In step 2303, it is determined whether the parameter i has reached a predetermined number I (for example, 480). The number I corresponds to the length of time during which the gate signal G(n) is maintained in the “1” (open) state, and which is long enough to determine that a speech section has been entered; here, when the length of time is 40 milliseconds, and the sampling time is 0.08333 milliseconds, the number I is 480.
If the answer in step 2303 is Yes, that is, if the open state of the gate signal G(n) has continued for the time corresponding to the predetermined number I, then the gate opening routine is executed in step 2304, the details of which will be described later.
When the gate opening routine is completed, it is determined in step 2305 whether the parameter n is smaller than the total number of sampling points, N. If the answer is Yes, that is, if the processing is not yet completed for all the sampling points, the parameter n is incremented in step 2306, and the process from step 2301 to step 2304 is repeated. On the other hand, if the answer in step 2305 is Yes, that is, if the processing is completed for all the sampling points, the routine is terminated.
If the answer in step 2301 is No, that is, if the gate signal G(n) is “0” (closed), then the extracting signal E(n) is set to zero, while also resetting the parameters F and i, and the process proceeds to step 2306.
If the answer in step 2303 is No, that is, if the number i indicating the length of time that the gate signal G(n) is maintained in the open state is smaller than the predetermined number I, then the extracting signal E(n) is set to zero, while also resetting the parameter F, and the process proceeds to step 2306.
FIG. 16 is a flowchart illustrating the gate opening routine which is executed in step 2304 within the basic extracting signal generation routine. First, in step 4 a, it is determined whether the flag F is “1” or not. If the answer in step 4 a is Yes, that is, if the gate opening process is already completed, the present extracting signal E(n) is set to “1” in step 4 b, and the routine is terminated.

◆ Requirement A
In the rows, switch "Bar" to "Rectangle" in everything from the line containing "Text: 33: 33 — [427, 254, 444, 268]" down to the line containing "Text: 40: 40 — [1701, 54, 1720, 68]", leaving all else unchanged. Return only those lines.
These rows are unrelated to the gate signal passage.

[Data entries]
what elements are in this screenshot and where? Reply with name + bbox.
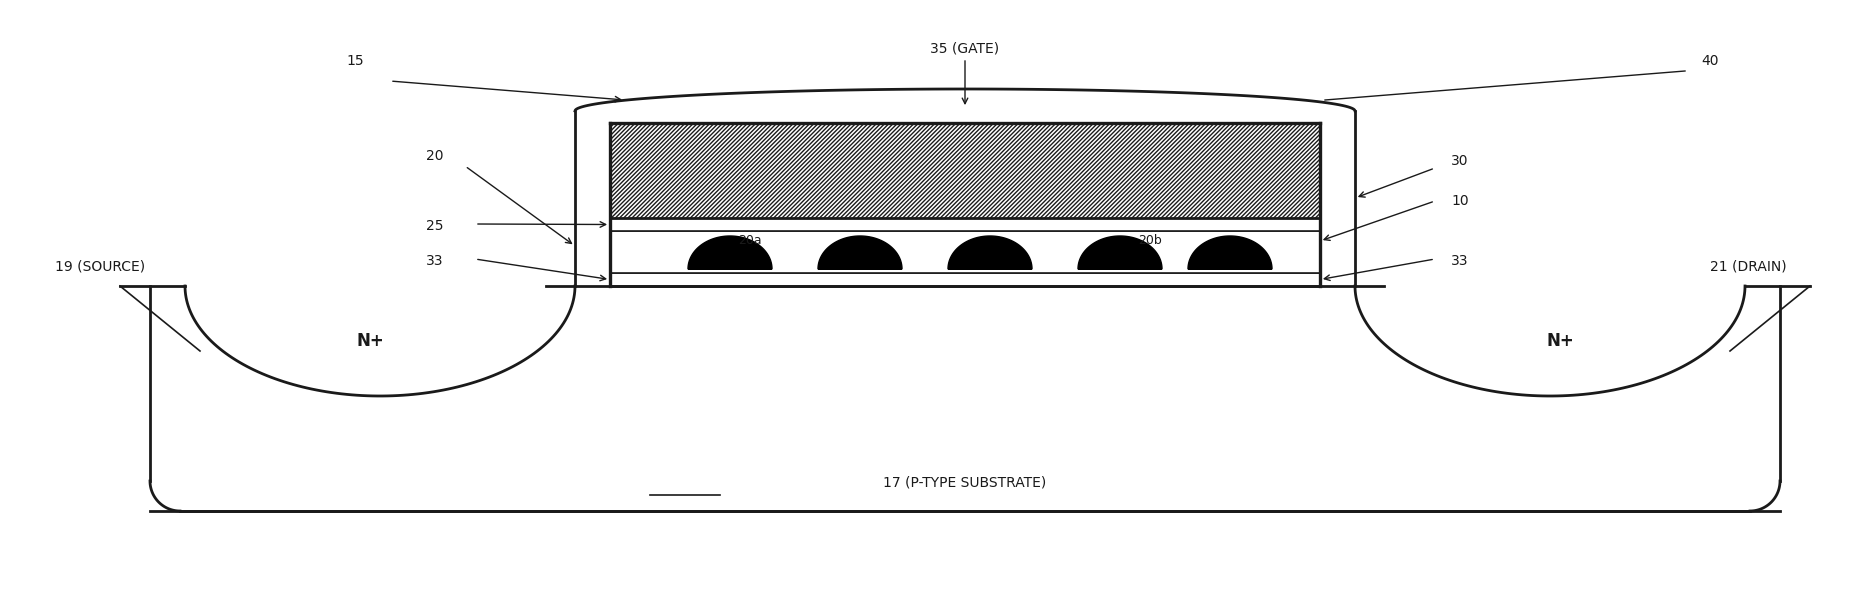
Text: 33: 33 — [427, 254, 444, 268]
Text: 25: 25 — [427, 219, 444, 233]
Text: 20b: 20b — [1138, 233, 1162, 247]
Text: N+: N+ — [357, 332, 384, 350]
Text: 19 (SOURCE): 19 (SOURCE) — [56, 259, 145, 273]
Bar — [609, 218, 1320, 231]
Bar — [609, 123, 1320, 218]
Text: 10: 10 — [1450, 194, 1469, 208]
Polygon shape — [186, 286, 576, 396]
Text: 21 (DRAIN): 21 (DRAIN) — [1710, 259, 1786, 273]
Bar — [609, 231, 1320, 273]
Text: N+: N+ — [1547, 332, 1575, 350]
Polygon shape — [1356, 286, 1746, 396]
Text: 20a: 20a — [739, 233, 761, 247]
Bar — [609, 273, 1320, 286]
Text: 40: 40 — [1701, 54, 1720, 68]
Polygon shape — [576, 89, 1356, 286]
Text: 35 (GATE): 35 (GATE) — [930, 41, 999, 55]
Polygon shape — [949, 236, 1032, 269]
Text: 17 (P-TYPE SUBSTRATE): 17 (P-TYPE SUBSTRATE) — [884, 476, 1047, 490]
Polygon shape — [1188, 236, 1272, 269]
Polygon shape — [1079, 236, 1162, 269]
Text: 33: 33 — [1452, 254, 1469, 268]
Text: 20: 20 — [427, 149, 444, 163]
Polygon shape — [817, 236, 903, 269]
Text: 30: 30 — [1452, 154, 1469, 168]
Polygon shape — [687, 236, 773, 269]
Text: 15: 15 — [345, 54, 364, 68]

◆ Requirement B
According to the gate signal passage, what sampling time is used when calculating the number I?

◆ Correct response A
Text: 33: 33 — [427, 254, 444, 268]
Text: 25: 25 — [427, 219, 444, 233]
Text: 20b: 20b — [1138, 233, 1162, 247]
Text: N+: N+ — [357, 332, 384, 350]
Text: 19 (SOURCE): 19 (SOURCE) — [56, 259, 145, 273]
Rectangle — [609, 218, 1320, 231]
Rectangle — [609, 123, 1320, 218]
Text: 10: 10 — [1450, 194, 1469, 208]
Polygon shape — [186, 286, 576, 396]
Text: 21 (DRAIN): 21 (DRAIN) — [1710, 259, 1786, 273]
Rectangle — [609, 231, 1320, 273]
Text: N+: N+ — [1547, 332, 1575, 350]
Polygon shape — [1356, 286, 1746, 396]
Text: 20a: 20a — [739, 233, 761, 247]
Rectangle — [609, 273, 1320, 286]
Text: 40: 40 — [1701, 54, 1720, 68]

◆ Correct response B
0.08333 milliseconds